━━━━━ DATA SUPPLIED
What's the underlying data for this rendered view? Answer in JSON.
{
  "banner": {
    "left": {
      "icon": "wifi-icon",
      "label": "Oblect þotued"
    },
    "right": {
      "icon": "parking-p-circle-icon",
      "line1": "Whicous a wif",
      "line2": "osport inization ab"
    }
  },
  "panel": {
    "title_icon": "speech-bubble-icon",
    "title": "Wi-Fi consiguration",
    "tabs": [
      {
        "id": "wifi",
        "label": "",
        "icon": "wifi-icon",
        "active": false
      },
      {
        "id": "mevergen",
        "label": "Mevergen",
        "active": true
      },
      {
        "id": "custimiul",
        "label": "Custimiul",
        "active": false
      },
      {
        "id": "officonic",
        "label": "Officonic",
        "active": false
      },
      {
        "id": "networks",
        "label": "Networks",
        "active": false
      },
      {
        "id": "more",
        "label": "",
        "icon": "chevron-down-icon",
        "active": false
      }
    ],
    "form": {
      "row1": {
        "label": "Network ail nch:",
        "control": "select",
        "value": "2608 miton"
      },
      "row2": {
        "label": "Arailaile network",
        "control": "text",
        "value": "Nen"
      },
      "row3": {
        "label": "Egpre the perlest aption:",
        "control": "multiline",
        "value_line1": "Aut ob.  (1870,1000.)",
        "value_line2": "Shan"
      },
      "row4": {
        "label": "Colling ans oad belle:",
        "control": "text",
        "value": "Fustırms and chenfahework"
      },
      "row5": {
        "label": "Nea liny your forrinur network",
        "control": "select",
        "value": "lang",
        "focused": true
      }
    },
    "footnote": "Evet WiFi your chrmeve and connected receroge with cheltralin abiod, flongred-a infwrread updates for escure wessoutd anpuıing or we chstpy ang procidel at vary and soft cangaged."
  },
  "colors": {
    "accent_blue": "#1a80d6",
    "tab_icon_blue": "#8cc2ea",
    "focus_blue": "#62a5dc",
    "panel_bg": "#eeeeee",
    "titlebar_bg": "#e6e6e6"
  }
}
━━━━━━━━━━
TASK TO COMPLETE:
Restate each entry exactly, skipping none.

RESPONSE TO THE TASK:
What's the underlying data for this rendered view? Answer in JSON.
{
  "banner": {
    "left": {
      "icon": "wifi-icon",
      "label": "Oblect þotued"
    },
    "right": {
      "icon": "parking-p-circle-icon",
      "line1": "Whicous a wif",
      "line2": "osport inization ab"
    }
  },
  "panel": {
    "title_icon": "speech-bubble-icon",
    "title": "Wi-Fi consiguration",
    "tabs": [
      {
        "id": "wifi",
        "label": "",
        "icon": "wifi-icon",
        "active": false
      },
      {
        "id": "mevergen",
        "label": "Mevergen",
        "active": true
      },
      {
        "id": "custimiul",
        "label": "Custimiul",
        "active": false
      },
      {
        "id": "officonic",
        "label": "Officonic",
        "active": false
      },
      {
        "id": "networks",
        "label": "Networks",
        "active": false
      },
      {
        "id": "more",
        "label": "",
        "icon": "chevron-down-icon",
        "active": false
      }
    ],
    "form": {
      "row1": {
        "label": "Network ail nch:",
        "control": "select",
        "value": "2608 miton"
      },
      "row2": {
        "label": "Arailaile network",
        "control": "text",
        "value": "Nen"
      },
      "row3": {
        "label": "Egpre the perlest aption:",
        "control": "multiline",
        "value_line1": "Aut ob.  (1870,1000.)",
        "value_line2": "Shan"
      },
      "row4": {
        "label": "Colling ans oad belle:",
        "control": "text",
        "value": "Fustırms and chenfahework"
      },
      "row5": {
        "label": "Nea liny your forrinur network",
        "control": "select",
        "value": "lang",
        "focused": true
      }
    },
    "footnote": "Evet WiFi your chrmeve and connected receroge with cheltralin abiod, flongred-a infwrread updates for escure wessoutd anpuıing or we chstpy ang procidel at vary and soft cangaged."
  },
  "colors": {
    "accent_blue": "#1a80d6",
    "tab_icon_blue": "#8cc2ea",
    "focus_blue": "#62a5dc",
    "panel_bg": "#eeeeee",
    "titlebar_bg": "#e6e6e6"
  }
}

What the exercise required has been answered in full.